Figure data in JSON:
********************
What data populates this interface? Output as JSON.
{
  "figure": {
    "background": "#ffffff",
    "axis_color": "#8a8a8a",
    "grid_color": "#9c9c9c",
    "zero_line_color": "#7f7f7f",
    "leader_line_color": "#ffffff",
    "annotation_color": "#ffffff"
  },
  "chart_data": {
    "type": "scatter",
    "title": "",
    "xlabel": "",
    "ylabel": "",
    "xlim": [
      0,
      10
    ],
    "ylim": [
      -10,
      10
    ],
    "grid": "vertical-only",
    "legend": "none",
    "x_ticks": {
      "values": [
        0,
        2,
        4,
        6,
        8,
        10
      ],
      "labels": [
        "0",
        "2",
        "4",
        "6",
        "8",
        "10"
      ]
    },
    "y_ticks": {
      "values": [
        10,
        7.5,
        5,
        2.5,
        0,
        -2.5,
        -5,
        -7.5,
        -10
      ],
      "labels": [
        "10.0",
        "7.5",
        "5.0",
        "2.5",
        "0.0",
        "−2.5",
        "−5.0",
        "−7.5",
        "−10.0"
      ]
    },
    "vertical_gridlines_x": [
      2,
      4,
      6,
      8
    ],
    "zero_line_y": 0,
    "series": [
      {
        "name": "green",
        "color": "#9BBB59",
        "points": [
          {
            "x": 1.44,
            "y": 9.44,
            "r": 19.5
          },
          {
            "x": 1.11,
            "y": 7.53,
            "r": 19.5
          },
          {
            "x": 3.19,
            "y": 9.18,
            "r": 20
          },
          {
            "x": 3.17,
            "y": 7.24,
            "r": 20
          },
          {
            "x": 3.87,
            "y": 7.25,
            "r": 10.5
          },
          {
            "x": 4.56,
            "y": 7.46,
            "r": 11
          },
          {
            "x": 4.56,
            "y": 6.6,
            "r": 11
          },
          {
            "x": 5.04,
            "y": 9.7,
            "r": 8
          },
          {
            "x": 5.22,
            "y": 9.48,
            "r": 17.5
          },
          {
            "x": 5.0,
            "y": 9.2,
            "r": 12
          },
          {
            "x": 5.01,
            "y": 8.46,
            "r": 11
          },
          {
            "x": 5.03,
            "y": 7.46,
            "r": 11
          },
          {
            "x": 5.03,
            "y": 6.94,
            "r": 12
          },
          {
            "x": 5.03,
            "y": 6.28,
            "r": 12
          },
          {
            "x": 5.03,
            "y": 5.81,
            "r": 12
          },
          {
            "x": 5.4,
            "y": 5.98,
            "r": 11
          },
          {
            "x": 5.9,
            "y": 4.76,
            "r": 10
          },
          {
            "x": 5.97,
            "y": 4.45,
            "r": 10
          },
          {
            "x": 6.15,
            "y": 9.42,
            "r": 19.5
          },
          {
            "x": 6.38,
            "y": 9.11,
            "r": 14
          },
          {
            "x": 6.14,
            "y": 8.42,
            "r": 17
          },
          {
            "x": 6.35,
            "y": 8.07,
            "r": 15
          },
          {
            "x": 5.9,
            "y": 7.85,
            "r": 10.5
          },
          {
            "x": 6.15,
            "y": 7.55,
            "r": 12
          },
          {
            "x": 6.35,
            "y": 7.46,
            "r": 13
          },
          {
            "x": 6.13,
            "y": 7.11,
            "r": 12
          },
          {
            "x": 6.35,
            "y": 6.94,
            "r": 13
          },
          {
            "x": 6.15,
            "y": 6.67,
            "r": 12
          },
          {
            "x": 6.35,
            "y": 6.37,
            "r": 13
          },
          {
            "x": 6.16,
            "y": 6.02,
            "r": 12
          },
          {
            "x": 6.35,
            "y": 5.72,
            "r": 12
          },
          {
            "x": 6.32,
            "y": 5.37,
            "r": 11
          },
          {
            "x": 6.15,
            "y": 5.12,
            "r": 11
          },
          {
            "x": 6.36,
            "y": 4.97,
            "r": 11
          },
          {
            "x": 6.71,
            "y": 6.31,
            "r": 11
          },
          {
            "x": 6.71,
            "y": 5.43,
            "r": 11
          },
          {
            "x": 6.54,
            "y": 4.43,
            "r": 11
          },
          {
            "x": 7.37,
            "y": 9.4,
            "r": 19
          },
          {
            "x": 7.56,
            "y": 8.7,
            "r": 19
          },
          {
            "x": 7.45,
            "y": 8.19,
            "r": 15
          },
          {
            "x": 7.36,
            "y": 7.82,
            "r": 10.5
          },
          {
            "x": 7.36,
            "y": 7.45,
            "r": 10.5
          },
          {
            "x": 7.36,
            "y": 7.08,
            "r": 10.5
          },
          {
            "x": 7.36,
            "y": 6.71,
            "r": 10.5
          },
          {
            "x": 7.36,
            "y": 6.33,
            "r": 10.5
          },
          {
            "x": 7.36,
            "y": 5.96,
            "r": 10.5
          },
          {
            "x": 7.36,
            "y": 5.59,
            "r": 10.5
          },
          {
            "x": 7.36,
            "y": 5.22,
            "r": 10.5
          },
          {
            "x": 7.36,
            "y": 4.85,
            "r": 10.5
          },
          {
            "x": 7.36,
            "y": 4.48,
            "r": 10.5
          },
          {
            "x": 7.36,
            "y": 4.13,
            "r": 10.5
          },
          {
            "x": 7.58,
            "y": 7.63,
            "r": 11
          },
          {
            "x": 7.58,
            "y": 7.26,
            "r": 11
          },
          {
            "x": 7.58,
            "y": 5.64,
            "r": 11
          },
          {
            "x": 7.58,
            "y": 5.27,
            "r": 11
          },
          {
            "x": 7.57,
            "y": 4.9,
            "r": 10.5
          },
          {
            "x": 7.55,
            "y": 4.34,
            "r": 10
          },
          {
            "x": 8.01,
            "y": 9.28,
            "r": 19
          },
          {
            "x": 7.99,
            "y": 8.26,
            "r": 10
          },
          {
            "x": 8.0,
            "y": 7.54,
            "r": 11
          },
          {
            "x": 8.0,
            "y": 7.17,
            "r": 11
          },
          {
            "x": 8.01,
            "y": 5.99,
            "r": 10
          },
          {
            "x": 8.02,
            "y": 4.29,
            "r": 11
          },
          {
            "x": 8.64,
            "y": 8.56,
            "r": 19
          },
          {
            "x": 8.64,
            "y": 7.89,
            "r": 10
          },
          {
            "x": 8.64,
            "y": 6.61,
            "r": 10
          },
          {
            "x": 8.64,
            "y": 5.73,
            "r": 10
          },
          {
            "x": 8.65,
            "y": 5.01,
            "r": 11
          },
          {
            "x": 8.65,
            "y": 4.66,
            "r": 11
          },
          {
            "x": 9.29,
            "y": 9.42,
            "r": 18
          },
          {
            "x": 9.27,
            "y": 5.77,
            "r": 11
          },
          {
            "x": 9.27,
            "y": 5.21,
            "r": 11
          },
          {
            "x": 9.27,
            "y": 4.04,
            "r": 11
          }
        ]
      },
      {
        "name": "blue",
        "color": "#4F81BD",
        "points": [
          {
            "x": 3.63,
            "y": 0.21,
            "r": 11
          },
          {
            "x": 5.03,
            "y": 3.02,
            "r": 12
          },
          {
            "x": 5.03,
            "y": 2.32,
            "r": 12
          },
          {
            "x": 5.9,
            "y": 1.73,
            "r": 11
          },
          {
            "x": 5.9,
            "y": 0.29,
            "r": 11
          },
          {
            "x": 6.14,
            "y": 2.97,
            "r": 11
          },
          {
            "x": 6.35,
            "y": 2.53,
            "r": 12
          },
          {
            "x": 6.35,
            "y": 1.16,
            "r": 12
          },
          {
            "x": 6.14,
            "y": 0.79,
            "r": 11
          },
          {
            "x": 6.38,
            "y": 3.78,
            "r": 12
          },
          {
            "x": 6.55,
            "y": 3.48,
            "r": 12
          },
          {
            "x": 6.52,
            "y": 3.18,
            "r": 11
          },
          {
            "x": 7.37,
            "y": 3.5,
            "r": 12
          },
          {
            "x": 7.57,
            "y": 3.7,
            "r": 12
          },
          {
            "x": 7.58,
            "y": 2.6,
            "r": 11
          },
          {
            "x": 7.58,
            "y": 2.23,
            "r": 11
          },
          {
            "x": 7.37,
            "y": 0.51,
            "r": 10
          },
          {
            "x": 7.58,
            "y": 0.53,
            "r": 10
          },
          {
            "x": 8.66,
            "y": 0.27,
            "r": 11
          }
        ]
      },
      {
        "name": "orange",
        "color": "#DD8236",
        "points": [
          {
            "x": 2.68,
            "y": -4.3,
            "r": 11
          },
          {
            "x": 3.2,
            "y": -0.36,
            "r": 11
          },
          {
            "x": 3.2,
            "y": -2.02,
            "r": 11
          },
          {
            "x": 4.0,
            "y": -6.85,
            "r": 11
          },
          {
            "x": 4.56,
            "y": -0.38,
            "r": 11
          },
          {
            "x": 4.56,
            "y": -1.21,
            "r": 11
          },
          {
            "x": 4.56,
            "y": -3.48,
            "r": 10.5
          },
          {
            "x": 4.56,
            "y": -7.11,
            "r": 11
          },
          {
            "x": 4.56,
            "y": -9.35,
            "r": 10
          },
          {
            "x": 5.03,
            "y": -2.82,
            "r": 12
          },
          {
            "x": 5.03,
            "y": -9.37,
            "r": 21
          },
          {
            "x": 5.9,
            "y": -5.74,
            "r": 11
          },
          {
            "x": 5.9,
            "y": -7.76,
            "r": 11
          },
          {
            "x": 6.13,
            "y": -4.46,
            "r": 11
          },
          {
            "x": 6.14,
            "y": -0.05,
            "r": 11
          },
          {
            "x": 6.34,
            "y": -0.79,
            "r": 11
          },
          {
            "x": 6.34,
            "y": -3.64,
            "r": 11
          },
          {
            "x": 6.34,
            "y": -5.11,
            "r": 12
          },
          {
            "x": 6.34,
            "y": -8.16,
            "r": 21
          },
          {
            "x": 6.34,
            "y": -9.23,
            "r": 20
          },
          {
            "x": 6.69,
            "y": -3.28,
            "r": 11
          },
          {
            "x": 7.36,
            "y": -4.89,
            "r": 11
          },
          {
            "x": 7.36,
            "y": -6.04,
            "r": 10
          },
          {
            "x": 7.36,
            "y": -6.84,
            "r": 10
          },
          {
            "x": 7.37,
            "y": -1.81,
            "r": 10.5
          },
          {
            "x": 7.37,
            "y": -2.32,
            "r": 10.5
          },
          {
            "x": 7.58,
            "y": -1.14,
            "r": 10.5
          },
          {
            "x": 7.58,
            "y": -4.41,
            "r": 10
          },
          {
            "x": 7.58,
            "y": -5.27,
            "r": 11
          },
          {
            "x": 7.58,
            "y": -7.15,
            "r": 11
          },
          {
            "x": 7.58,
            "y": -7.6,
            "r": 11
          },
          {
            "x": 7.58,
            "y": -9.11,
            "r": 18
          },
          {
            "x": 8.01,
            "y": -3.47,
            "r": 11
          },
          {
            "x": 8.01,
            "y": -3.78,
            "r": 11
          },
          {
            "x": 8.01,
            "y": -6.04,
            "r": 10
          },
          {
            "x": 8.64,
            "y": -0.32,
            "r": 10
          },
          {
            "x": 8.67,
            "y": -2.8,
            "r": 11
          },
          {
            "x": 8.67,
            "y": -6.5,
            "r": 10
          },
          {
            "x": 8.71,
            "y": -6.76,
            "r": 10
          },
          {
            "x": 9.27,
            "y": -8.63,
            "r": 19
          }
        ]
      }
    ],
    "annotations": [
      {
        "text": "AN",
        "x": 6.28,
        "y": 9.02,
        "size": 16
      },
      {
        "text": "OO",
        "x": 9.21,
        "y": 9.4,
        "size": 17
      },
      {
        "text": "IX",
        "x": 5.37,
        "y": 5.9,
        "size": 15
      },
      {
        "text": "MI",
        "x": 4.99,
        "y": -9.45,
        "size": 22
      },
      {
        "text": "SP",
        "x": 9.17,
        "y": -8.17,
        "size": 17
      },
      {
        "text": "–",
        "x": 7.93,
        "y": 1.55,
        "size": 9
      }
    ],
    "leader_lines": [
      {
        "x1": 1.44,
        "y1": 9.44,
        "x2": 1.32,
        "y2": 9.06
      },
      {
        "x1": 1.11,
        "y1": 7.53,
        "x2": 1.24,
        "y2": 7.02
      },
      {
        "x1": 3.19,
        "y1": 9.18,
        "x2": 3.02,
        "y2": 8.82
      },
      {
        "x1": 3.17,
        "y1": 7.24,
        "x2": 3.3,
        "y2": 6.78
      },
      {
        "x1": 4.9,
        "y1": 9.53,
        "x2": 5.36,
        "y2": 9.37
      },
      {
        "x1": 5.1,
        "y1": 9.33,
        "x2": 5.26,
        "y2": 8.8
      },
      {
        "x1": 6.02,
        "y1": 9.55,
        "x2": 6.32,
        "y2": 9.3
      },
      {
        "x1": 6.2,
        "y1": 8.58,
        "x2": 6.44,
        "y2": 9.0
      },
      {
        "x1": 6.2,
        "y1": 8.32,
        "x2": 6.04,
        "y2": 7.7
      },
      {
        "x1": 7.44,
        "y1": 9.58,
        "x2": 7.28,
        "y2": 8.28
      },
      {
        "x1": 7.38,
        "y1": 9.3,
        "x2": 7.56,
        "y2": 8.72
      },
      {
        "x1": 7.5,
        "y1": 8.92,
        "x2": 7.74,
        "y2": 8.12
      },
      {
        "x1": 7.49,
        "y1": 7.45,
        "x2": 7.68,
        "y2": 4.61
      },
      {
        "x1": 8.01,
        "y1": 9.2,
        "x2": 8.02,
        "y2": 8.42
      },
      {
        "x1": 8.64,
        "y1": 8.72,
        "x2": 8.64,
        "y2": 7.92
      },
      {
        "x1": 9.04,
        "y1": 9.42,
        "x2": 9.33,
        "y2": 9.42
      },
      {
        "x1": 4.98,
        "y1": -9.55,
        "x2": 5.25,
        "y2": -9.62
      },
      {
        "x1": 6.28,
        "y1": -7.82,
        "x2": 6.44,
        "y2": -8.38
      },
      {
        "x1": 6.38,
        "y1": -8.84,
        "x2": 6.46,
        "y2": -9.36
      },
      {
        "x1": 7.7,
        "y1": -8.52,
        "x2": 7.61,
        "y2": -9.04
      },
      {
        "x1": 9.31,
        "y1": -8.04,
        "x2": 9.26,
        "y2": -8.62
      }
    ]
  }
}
********************
▶ [GOAL] Search the listing for the word "text". Copy every line in which it occurs.

▶ [TASK SOLUTION]
        "text": "AN",
        "text": "OO",
        "text": "IX",
        "text": "MI",
        "text": "SP",
        "text": "–",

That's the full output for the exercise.